5) Billy Joel – “New York State of Mind





         Composta por Billy Joel, “New York State of Mind” apareceu pela primeira vez em Turnstiles (álbum lançado por Joel em 1976). Apesar de nunca ter sido lançada em single, a canção se tornou em uma das (favoritas) mais populares do repertório de seu criador, além de ter sido regravada por nomes de peso da música norte-americana como Barbra Streisand, Diane Schuur e Tony Bennett.
Tomando como ponto de vista o ônibus Greyhound que segue a linha que cruza o rio Hudson (que corta a cidade), Billy Joel fala do seu amor pela cidade como se Nova York fosse mais do que isso: as luzes, avenidas, estrelas de cinema, limusines, os jornais, a música, a beleza de Manhattan, a bela feiura de Chinatown, tudo isto faz da cidade um estado de espírito! Daí a vontade de celebrar o legado e a beleza de um lugar sem comparação...

4) Natalie Merchant – “Carnival




        
         Depois de largar o 10,000 Maniacs, Natalie Merchant deixou de ser uma cantora “bonitinha e fofinha” que estava à frente de uma banda de sucesso para capitanear sua carreira solo com unhas, dentes e muita ousadia. Tigerlily (1995) teve como carro-chefe “Carnival”, esta ode às ruas da Big Apple. O palco virtual desenhado por Natalie revela atores sociais que compõem a cena citadina, multidões, riqueza e pobreza, o luxo da Tiffany’s e o lixo da miséria social do Queens (por exemplo). Não se trata de um carnaval, mas de um “parque de diversões” no qual as entranhas de uma cidade se abrem e revelam a beleza e a pobreza presente em cada uma das duas faces da moeda. E, no final de cada refrão, Natalie pergunta se o que os olhos veem refletem cegueira, perdição, perplexidade, paralisia? Várias perguntas sem respostas e outras perguntas a serem feitas...

3) Lou Reed – “Walk On The Wild Side





         Lou Reed foi um dos cronistas mais frequentes de Nova York. No entanto, a memória do grande público somente se lembra dos versos, dos acordes e dos repetitivos “Dooo-dooo-dooos” de “Walk On The Wild Side”. Reed fotografa com precisão espetacular o submundo de sexo, drogas sob uma perspectiva incomum – junkies, gays, travestis em meio a tranquilizantes e sexo oral. Caminhar pelo lado selvagem era viver intensamente pela Big Apple. O fundador do Velvet Underground soube bem o que foi tudo isso...


2) Norah Jones – “Back to Manhattan”  





         Norah Jones é uma das cantoras mais influentes de sua geração. Quando gravou seu disco The Fall (2009), esta nativa da Big Apple já era uma artista mundialmente premiada e respeitada por uma obra musical relevante, consistente e ousada.

### MATERIAL DE DADOS:
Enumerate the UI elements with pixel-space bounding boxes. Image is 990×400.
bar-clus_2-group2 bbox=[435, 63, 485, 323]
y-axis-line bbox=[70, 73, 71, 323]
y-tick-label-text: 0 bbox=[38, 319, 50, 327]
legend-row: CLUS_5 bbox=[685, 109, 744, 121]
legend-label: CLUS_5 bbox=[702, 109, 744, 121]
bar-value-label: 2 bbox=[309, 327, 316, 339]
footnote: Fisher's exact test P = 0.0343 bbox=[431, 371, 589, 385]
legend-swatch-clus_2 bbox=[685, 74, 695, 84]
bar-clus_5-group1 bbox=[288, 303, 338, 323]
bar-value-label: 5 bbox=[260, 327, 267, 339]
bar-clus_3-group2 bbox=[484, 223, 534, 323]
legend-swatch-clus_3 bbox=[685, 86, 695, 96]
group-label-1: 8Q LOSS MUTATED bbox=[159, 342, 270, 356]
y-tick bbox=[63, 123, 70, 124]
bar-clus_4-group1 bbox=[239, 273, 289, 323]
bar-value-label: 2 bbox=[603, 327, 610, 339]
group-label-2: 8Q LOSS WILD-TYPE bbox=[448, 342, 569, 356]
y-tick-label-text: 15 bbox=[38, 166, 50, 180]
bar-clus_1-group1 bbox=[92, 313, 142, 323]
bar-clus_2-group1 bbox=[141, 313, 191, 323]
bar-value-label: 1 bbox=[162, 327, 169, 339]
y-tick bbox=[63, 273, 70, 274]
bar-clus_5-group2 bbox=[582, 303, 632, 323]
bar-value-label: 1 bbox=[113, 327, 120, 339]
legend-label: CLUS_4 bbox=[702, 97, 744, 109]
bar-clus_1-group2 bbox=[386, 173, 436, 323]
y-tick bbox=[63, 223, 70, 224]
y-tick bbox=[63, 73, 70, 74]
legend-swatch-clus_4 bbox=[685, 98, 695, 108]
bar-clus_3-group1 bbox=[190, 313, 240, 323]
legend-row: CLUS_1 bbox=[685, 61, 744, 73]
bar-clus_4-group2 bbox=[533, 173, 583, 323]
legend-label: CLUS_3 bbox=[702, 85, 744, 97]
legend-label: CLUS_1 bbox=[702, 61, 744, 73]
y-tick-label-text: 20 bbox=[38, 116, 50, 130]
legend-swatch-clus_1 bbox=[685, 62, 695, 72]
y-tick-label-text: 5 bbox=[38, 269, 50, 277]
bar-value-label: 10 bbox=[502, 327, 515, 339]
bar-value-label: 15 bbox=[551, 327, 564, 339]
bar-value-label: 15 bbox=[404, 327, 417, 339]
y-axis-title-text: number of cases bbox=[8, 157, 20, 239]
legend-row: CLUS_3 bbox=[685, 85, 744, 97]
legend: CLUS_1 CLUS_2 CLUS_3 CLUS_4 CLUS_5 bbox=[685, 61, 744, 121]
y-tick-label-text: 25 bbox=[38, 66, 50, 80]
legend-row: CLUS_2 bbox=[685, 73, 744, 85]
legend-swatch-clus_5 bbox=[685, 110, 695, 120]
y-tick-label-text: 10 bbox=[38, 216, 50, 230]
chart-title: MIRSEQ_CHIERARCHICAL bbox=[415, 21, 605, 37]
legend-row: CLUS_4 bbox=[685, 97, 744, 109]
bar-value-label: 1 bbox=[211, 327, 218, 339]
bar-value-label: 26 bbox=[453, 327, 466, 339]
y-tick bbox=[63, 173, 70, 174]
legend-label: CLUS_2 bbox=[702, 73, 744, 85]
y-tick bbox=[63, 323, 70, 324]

### O QUE FAZER:
**1.** Por favor, reescreva o trecho do texto sobre canções de Nova York que começa em "5) Billy Joel" e vai até "lugar sem comparação...", substituindo "Hudson" por "East River".
**2.** Segundo o texto sobre canções de Nova York, em qual álbum "New York State of Mind" apareceu pela primeira vez?
**3.** Dê continuidade ao texto sobre canções de Nova York a partir da última frase apresentada.

### RESPOSTAS DO EXERCÍCIO:
**1.**
5) Billy Joel – “New York State of Mind





         Composta por Billy Joel, “New York State of Mind” apareceu pela primeira vez em Turnstiles (álbum lançado por Joel em 1976). Apesar de nunca ter sido lançada em single, a canção se tornou em uma das (favoritas) mais populares do repertório de seu criador, além de ter sido regravada por nomes de peso da música norte-americana como Barbra Streisand, Diane Schuur e Tony Bennett.
Tomando como ponto de vista o ônibus Greyhound que segue a linha que cruza o rio East River (que corta a cidade), Billy Joel fala do seu amor pela cidade como se Nova York fosse mais do que isso: as luzes, avenidas, estrelas de cinema, limusines, os jornais, a música, a beleza de Manhattan, a bela feiura de Chinatown, tudo isto faz da cidade um estado de espírito! Daí a vontade de celebrar o legado e a beleza de um lugar sem comparação...

**2.** Em Turnstiles, álbum lançado por Billy Joel em 1976.

**3.**
Back to Manhattan” é um dos poucos episódios de The Fall no qual Norah se dedicou ao gênero musical que a colocou no mapa musical do planeta, o Jazz. A letra fala dos mundos diversos que existem em NYC: de um lado a rispidez do Brooklyn; do outro, as luzes de Manhattan. O eu-lírico de Norah se divide entre estes dois universos, ciente da impossibilidade de se desfazer de suas raízes – “But Brooklyn holds you / And holds my heart too / What a fool I was to think / I could live in both worlds”. Uma bela canção de amor que se utiliza das contradições da Big Apple para existir e falar da inexistência de explicações para este mistério que é o sentimento amoroso.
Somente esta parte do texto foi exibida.